INSTRUCTIONS TO FOLLOW.
Lines that include the word "Marital" are the ones to copy.

^^^^

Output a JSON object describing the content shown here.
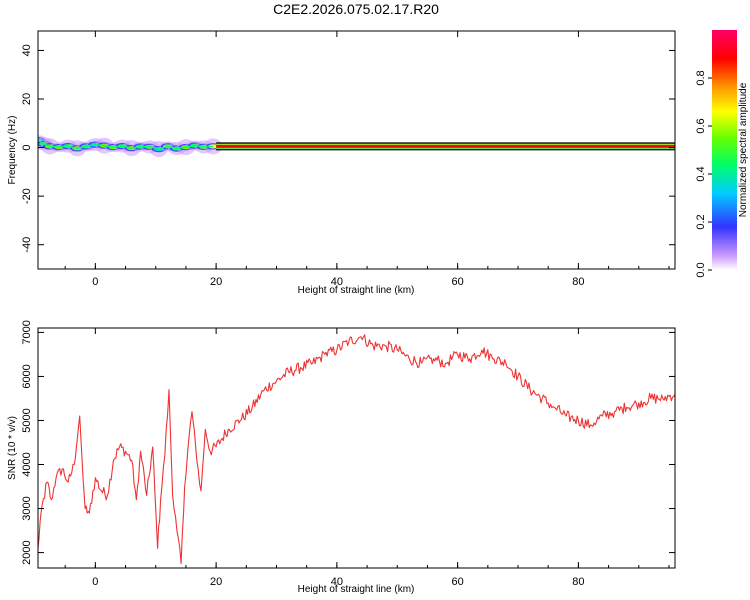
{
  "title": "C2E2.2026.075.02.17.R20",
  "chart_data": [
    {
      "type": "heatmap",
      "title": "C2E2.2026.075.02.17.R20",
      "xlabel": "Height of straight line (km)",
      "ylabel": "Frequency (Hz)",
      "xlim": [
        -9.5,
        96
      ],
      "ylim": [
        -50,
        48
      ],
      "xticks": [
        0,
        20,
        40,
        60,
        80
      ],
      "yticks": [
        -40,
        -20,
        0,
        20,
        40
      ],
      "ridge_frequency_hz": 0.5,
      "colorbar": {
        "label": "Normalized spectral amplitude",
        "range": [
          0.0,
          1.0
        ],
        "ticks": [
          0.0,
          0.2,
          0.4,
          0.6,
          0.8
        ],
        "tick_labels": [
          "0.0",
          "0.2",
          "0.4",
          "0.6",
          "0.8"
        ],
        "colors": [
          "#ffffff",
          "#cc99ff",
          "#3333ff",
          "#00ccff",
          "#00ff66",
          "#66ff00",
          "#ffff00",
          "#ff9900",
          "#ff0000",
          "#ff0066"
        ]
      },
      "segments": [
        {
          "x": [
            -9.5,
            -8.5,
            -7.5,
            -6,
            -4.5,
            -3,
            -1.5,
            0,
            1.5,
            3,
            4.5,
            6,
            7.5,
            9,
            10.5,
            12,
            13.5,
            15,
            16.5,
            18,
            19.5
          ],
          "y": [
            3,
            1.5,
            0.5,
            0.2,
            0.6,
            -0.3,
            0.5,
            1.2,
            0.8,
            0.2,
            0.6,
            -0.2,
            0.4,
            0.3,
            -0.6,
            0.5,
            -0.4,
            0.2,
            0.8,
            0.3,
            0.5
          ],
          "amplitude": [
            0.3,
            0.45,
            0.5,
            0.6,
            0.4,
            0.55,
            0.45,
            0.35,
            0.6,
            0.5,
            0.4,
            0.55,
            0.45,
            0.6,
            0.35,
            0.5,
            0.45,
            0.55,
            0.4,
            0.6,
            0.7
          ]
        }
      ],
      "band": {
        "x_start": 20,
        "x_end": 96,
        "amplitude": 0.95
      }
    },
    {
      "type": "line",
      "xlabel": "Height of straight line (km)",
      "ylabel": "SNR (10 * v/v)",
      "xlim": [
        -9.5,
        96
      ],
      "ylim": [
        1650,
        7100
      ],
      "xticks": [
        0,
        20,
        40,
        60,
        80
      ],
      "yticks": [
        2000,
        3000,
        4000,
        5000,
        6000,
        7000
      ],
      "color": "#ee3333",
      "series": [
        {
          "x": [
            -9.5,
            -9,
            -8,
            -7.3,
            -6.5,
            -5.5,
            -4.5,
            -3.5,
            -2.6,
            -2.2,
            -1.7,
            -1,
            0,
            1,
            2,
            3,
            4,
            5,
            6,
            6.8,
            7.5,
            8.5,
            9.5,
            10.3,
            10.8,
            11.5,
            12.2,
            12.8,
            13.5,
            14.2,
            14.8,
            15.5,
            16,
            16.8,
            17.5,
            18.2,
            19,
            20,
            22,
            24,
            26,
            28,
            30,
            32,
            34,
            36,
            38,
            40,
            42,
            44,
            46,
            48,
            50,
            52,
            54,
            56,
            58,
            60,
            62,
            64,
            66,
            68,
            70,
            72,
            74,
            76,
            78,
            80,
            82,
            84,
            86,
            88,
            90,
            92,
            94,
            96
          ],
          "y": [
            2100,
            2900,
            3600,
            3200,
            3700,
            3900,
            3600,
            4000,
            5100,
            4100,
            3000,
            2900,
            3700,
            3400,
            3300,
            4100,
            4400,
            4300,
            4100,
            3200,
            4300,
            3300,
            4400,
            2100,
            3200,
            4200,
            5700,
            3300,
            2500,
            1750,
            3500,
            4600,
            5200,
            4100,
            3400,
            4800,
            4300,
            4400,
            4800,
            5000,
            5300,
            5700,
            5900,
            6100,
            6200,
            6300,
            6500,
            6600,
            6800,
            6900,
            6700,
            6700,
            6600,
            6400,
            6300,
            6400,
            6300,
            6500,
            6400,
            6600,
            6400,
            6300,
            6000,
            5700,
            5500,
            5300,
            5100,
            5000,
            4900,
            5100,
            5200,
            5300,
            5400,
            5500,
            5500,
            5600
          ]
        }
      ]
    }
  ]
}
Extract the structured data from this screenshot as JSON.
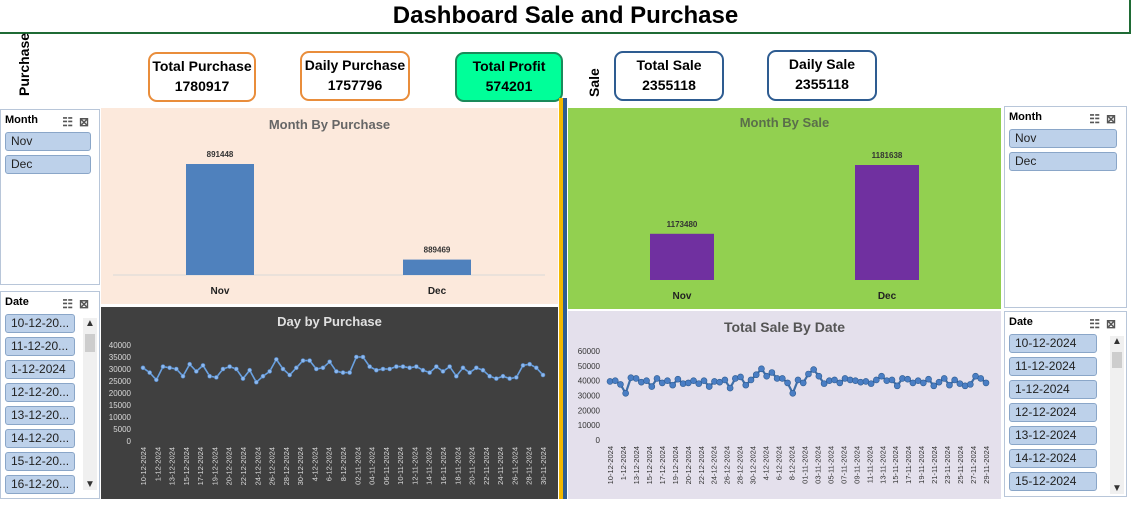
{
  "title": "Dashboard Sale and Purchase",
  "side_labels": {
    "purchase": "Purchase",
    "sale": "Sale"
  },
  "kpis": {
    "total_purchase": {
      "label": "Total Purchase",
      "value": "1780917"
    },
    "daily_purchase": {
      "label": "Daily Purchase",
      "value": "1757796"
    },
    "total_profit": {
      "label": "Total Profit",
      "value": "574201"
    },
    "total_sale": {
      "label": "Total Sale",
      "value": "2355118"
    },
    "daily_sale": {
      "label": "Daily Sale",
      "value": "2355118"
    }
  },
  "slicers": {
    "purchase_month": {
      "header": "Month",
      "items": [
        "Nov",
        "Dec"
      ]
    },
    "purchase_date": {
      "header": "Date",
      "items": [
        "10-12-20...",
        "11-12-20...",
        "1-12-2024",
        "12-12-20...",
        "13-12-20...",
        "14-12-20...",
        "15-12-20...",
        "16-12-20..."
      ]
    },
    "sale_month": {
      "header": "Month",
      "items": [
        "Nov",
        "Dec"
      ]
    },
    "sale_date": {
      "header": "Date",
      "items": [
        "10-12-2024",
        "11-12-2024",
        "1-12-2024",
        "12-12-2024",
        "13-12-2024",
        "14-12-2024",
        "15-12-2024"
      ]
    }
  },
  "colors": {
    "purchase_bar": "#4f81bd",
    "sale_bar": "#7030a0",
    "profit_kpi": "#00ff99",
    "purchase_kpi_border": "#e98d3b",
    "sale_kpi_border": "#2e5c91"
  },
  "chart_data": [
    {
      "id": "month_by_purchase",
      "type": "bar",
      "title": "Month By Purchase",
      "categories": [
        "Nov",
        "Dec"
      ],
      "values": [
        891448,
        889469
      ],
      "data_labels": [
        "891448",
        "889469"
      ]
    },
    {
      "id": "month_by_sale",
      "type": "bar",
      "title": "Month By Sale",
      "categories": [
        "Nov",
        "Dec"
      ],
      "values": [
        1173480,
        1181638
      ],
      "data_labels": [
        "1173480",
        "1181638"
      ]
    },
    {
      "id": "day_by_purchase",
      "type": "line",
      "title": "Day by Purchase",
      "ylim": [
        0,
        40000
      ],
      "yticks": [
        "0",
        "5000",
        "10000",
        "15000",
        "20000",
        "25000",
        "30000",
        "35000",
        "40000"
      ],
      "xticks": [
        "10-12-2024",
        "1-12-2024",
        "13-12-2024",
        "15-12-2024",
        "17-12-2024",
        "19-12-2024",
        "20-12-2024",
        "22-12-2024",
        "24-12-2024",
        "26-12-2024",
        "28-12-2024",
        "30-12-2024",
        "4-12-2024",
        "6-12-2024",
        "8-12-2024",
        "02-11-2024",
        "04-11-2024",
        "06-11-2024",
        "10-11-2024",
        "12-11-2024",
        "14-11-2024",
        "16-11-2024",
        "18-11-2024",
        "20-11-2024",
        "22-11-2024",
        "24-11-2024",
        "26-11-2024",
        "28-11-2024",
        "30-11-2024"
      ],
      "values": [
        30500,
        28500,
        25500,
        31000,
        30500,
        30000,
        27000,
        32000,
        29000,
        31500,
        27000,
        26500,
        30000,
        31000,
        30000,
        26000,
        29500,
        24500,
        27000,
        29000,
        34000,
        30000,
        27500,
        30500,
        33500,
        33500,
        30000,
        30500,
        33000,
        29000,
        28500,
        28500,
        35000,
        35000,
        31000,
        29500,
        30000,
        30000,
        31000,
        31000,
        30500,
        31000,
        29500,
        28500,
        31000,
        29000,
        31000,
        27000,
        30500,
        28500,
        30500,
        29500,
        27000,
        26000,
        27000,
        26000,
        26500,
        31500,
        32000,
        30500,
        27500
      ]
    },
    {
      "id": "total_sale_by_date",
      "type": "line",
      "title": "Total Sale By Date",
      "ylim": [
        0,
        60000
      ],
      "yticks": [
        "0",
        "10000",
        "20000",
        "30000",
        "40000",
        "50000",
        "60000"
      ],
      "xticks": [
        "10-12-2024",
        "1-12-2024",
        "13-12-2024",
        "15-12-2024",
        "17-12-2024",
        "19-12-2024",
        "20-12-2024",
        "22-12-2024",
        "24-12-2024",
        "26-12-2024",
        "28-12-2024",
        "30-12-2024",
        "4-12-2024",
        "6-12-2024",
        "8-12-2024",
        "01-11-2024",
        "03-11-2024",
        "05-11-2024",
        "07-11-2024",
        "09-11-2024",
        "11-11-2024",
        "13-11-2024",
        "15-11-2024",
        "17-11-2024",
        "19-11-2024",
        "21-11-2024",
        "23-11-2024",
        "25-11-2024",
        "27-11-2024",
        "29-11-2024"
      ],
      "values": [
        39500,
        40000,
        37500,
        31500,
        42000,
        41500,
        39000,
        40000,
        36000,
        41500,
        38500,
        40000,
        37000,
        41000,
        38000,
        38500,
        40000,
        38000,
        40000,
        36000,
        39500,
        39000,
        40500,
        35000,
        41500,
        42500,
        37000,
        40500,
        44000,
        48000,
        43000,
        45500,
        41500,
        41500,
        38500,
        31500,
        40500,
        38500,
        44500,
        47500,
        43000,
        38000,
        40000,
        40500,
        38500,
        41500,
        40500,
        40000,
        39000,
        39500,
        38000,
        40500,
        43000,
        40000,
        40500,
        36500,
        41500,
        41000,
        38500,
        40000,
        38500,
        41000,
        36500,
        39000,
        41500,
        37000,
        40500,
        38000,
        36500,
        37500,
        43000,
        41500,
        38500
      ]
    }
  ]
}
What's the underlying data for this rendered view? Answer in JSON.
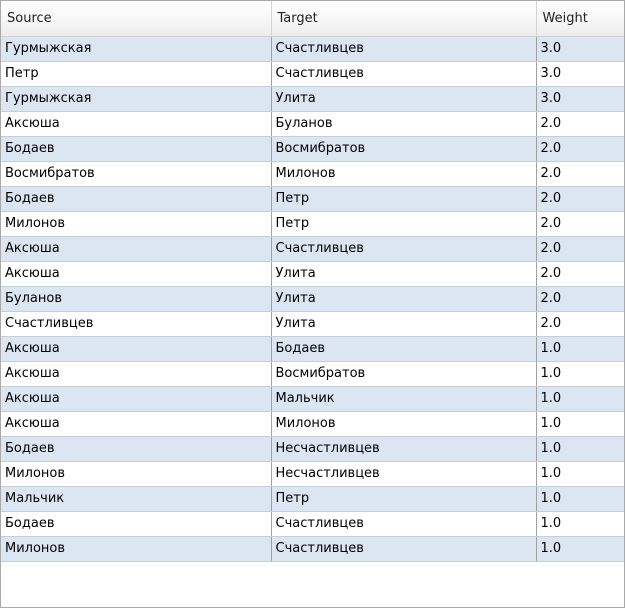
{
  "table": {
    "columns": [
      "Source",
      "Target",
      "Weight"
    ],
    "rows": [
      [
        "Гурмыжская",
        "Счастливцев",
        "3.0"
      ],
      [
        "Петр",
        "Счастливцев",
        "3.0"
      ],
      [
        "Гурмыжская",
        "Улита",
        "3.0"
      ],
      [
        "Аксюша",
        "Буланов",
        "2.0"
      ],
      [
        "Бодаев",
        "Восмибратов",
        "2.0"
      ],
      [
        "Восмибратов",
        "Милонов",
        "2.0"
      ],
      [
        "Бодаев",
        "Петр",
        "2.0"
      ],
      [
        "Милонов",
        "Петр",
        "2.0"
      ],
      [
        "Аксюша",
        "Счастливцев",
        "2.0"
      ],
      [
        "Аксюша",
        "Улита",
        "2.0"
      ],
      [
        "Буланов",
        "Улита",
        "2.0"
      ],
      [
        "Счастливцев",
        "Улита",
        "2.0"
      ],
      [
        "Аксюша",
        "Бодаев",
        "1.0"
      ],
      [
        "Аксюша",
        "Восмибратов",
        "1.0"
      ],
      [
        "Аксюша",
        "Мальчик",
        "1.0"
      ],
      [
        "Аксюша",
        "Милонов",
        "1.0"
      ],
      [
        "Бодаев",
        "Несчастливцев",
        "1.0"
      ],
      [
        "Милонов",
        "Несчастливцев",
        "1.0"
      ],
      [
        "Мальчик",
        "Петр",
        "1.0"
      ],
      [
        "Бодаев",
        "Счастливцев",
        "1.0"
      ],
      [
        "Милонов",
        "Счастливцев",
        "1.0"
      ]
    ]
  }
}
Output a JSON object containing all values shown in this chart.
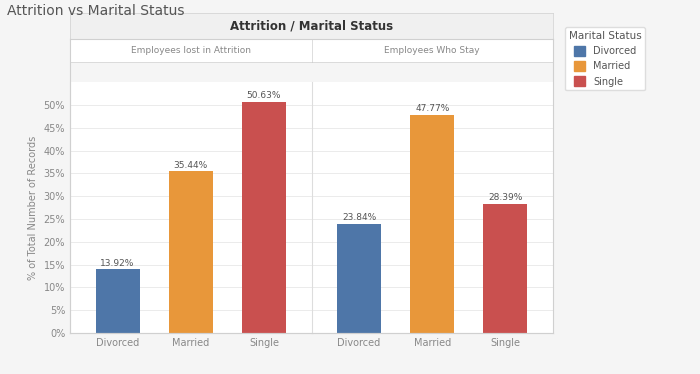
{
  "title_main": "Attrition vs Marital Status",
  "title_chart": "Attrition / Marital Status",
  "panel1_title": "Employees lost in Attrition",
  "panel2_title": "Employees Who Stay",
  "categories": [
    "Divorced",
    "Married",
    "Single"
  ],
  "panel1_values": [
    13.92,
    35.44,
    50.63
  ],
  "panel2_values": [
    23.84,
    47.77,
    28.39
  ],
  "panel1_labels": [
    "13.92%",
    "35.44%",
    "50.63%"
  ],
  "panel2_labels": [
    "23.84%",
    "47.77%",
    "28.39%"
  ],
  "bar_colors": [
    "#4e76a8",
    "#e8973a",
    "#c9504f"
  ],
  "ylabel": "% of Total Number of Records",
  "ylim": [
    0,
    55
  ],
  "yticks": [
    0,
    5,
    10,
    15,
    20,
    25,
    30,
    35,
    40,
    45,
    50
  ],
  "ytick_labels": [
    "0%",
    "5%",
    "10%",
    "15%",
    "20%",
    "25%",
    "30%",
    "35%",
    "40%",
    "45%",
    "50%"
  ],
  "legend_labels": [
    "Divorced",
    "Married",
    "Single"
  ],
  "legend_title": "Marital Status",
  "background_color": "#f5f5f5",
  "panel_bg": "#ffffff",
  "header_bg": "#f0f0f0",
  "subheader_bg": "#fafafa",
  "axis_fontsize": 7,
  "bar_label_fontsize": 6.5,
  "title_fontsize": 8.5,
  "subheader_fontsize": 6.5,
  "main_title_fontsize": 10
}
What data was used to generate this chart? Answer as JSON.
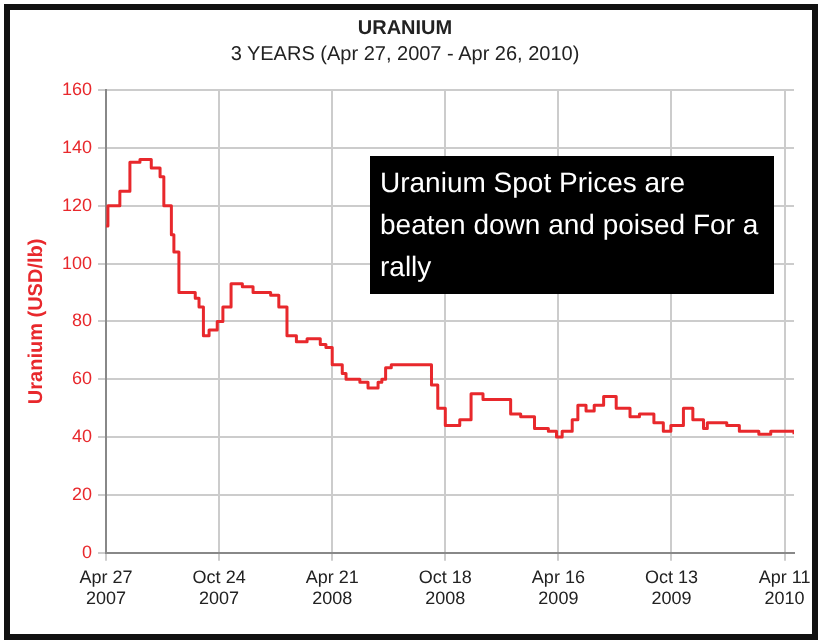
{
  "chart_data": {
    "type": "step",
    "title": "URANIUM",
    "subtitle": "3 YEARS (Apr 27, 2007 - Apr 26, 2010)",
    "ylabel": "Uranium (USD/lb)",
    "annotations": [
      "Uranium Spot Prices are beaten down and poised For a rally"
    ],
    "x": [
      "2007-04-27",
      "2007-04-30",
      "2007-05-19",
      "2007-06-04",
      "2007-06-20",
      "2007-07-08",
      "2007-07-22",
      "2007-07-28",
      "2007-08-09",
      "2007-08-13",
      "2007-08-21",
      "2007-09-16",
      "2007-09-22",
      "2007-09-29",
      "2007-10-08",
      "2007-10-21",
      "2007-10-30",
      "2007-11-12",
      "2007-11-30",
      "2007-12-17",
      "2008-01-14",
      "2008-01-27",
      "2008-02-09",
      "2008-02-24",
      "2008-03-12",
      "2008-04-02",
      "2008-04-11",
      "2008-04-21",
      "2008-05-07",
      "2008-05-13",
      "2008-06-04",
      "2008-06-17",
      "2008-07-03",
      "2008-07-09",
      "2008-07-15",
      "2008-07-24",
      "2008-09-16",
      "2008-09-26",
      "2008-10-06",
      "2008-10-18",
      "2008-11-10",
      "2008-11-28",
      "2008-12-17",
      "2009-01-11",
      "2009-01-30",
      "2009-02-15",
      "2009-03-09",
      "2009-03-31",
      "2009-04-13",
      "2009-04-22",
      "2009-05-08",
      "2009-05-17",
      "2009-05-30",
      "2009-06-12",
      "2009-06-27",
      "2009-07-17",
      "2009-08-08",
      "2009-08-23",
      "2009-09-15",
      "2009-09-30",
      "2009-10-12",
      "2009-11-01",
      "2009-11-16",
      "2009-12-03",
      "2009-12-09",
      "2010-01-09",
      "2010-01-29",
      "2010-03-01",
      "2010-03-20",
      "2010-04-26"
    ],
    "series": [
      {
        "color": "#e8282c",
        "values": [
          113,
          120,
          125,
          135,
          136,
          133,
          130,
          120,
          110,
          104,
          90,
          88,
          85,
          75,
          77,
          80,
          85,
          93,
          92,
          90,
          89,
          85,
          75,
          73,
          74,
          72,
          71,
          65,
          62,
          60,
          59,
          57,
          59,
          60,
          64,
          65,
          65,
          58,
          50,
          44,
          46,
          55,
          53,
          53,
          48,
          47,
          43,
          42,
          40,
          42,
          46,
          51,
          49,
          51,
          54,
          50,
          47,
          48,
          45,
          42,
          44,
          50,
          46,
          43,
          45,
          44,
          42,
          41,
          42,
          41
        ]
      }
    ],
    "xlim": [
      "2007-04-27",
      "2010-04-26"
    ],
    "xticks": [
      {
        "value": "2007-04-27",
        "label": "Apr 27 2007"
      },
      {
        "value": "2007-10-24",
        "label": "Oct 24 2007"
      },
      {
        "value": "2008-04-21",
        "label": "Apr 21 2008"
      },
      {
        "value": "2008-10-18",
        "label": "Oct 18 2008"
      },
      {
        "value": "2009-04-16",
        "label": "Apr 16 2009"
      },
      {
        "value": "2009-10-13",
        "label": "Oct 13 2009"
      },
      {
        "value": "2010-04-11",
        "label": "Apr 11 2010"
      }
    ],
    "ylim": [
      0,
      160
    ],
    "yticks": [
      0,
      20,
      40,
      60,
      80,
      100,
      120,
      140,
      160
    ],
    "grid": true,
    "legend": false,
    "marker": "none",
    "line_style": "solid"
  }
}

^^^^

CORRECT RESPONSE.
  "title_main": "Attrition vs Marital Status",
  "title_chart": "Attrition / Marital Status",
  "legend_title": "Marital Status",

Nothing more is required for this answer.